Questions on the material:
(a) Please output the part of the passage on the UVA torch march that begins at the words "At the base" and stops after "on both sides.", copied word for word.
(b) Answer these questions using the passage on the UVA torch march:
(i) About how many men gathered at Nameless Field?
(ii) About how many students tried to defend the Jefferson statue?
(iii) At what time did a group of alt-right protesters with shields begin advancing the next morning?

As Spencer told participants both before and after the march, his idea was to create an event that would supersede the issue of Confederate monuments and instead announce the presence of the white-nationalist movement as a significant player in American politics. The march, he told them, would proceed to the University of Virginia (UVA) campus—rather than the Lee monument—with the statue of Thomas Jefferson there the destination.
So at about 8:45 p.m., some 250 men dressed in the prescribed uniform and carrying lit tiki torches began to gather at an area behind UVA’s Memorial Gymnasium called Nameless Field. They marched in a two-by-two formation, heading to the university’s rotunda, where the Jefferson statue stands. As they marched, they chanted “Blood and Soil!”—a translation of the Nazi slogan “Blud und Boden,” extolling one’s ties to their ethnic origins and homeland—and “You Will Not Replace Us!”—a reference to the white-nationalist conspiracy that white people are being deliberately replaced by immigrants imported by a nefarious Jewish cabal. It quickly morphed into “Jews Will Not Replace Us!”
At the base of the Jefferson statue, the marchers encountered about thirty students from the university who were attempting to defend the site with arms locked in a circle. The mob of marchers encircled them and began shouting, “White lives matter!” and making monkey sounds, before they began assaulting the students. Police intervened eventually, and there were injuries reported on both sides.
The men were exultant. On his GoPro, Michael Miselis could be heard yelling, “Total victory!” and “We beat you tonight, we’ll beat you tomorrow too!’ ”[13]
The next morning, both sides of the protest began gathering early in the area around the park at the Lee monument, well before the rally’s scheduled noon starting time. The protesters grew restless, and at 10:30 a.m., a group of alt-right protesters with shields began advancing on a line of anti-fascists who were trying to prevent them from entering the park. They swung sticks at one another and sprayed mace; soon, bottles and rocks were thrown. The violence lasted for nearly an hour before police broke it up.

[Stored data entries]
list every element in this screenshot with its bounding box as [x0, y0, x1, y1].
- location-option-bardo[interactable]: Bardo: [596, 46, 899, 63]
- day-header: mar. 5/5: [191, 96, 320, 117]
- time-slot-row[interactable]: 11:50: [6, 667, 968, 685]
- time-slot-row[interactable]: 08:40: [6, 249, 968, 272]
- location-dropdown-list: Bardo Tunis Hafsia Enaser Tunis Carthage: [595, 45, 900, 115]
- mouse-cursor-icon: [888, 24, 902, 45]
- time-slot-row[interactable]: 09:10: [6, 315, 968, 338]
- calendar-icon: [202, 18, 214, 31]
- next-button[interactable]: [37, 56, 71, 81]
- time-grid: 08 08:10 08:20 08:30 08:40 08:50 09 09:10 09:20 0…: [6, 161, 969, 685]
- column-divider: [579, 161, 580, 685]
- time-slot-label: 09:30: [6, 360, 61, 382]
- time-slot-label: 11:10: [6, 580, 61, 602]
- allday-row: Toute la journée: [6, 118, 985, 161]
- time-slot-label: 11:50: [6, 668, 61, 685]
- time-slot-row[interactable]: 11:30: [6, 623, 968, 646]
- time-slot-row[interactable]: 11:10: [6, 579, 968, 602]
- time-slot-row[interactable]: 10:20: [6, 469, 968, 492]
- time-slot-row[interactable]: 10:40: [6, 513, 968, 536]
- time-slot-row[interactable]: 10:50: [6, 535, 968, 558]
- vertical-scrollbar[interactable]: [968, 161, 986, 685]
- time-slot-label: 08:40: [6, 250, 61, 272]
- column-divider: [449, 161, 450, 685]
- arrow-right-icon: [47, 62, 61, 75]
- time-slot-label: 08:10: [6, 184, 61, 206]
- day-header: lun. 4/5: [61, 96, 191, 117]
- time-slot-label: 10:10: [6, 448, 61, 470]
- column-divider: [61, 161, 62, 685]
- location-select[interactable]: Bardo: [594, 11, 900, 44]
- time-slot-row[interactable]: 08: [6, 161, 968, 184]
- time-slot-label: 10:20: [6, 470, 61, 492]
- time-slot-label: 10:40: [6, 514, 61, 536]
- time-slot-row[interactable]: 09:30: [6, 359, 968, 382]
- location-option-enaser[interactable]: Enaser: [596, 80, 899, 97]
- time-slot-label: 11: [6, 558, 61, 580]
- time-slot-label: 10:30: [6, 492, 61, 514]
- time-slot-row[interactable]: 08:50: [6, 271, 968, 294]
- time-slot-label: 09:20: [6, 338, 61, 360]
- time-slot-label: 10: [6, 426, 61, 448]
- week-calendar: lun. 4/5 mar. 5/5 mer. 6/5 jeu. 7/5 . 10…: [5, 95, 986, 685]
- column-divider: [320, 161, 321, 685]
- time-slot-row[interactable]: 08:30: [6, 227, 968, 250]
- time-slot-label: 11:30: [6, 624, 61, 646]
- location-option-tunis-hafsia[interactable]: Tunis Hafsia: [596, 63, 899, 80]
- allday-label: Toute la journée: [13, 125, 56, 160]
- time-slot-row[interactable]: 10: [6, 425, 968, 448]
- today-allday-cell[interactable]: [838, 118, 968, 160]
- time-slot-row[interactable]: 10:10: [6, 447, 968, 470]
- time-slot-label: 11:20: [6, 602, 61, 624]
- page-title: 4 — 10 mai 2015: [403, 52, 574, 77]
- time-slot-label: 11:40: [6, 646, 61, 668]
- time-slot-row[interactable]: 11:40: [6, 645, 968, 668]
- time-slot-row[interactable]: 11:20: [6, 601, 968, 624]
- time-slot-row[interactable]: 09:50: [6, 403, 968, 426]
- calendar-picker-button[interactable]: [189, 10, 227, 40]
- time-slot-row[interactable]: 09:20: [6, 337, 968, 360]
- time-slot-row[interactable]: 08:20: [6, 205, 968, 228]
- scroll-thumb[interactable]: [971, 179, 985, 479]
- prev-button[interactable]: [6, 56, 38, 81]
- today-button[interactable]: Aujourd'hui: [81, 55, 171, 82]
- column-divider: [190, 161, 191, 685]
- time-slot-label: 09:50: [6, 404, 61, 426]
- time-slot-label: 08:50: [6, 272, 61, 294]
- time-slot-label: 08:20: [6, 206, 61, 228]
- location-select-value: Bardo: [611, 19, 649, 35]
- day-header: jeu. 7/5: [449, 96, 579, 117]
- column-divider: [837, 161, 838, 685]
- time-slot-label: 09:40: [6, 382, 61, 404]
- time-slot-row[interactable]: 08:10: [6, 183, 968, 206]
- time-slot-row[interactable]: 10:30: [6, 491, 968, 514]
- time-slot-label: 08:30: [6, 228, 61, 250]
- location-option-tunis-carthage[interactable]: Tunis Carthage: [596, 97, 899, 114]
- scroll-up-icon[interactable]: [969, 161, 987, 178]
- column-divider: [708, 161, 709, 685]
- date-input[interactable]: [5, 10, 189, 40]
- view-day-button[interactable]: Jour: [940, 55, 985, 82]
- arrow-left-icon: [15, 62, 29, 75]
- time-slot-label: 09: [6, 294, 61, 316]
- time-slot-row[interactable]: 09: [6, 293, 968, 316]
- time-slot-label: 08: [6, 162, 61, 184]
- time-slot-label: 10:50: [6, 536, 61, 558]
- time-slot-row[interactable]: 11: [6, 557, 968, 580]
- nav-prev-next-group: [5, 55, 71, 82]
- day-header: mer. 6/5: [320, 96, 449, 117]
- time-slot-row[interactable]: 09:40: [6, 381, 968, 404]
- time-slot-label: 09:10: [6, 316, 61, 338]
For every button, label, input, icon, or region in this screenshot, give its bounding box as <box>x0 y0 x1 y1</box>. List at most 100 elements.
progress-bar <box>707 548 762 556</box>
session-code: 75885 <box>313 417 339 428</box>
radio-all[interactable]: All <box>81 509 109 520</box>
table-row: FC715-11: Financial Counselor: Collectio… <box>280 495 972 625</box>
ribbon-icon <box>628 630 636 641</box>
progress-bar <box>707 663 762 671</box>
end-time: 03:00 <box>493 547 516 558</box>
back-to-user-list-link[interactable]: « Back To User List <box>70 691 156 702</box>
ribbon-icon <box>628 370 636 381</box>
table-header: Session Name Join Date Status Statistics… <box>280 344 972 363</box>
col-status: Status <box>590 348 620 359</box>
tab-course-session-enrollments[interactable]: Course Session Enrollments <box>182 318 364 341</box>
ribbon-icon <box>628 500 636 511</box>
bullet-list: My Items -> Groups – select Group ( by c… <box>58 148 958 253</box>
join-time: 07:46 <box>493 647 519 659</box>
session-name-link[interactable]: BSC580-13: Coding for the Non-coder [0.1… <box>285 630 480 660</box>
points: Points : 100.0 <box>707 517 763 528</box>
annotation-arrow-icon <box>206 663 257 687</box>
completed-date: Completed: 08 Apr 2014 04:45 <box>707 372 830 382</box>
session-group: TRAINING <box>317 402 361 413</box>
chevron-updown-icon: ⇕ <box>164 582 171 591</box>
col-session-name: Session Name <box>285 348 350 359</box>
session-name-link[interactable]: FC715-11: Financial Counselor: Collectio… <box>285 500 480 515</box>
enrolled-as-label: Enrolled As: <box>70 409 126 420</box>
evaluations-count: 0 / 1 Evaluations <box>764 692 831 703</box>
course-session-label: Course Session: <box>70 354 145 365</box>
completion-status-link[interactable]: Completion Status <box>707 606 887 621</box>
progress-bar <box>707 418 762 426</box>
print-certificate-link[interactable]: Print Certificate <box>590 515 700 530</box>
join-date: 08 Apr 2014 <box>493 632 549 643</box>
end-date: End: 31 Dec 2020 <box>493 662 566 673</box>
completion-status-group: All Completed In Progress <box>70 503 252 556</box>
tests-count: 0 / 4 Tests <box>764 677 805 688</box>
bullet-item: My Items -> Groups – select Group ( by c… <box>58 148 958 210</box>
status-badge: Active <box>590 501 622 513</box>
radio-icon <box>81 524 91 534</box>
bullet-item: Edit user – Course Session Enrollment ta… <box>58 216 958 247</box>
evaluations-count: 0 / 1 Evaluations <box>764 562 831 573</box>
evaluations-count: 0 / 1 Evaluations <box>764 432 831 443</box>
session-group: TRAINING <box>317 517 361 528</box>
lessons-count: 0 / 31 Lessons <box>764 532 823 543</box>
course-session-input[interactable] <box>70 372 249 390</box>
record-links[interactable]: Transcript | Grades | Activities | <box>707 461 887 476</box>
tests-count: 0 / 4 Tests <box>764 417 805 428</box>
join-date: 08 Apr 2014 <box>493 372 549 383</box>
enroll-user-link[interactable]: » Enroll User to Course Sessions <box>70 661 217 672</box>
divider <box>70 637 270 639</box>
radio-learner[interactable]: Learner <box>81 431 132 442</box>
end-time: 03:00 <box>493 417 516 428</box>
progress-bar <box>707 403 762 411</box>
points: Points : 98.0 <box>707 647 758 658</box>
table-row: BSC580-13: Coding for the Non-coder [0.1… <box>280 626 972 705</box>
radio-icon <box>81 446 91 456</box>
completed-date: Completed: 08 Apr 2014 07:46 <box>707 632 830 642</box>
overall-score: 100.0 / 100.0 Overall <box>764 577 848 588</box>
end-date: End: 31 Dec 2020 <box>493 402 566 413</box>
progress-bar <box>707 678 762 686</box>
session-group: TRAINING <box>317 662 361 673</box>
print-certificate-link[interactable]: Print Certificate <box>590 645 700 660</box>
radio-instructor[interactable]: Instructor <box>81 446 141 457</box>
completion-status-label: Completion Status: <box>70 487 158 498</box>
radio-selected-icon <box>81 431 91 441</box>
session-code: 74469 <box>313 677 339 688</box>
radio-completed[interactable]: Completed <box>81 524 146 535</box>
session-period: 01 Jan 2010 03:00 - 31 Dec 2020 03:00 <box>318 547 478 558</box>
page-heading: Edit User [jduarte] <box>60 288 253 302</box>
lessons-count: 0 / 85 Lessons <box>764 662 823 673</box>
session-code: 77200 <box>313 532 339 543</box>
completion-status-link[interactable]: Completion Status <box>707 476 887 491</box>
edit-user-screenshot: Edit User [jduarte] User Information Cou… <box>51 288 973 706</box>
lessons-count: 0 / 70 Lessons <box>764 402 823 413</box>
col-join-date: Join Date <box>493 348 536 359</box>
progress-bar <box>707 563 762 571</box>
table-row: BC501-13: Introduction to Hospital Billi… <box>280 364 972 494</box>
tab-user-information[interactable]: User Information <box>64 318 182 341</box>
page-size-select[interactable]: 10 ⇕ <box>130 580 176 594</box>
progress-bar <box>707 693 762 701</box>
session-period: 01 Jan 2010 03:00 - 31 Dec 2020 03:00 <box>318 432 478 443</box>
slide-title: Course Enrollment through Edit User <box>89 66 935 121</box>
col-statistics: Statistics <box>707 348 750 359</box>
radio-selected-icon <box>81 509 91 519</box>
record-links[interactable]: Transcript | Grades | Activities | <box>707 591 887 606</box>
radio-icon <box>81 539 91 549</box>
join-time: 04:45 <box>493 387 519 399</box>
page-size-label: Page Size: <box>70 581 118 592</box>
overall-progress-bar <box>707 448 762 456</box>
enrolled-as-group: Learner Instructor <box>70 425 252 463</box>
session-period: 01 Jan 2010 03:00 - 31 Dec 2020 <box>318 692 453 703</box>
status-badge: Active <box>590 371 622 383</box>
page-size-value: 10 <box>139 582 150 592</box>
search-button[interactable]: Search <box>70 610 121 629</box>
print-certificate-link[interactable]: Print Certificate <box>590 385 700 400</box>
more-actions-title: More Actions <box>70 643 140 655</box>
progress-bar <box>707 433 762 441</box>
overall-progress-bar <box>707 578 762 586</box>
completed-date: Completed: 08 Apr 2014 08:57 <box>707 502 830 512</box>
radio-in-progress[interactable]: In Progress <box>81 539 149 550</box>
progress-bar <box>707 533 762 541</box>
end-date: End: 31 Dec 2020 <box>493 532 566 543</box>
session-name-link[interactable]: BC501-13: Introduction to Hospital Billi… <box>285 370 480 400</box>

Responses in order:
(a)
At the base of the Jefferson statue, the marchers encountered about thirty students from the university who were attempting to defend the site with arms locked in a circle. The mob of marchers encircled them and began shouting, “White lives matter!” and making monkey sounds, before they began assaulting the students. Police intervened eventually, and there were injuries reported on both sides.

(b)
(i) Some 250 men.
(ii) About thirty students.
(iii) At 10:30 a.m.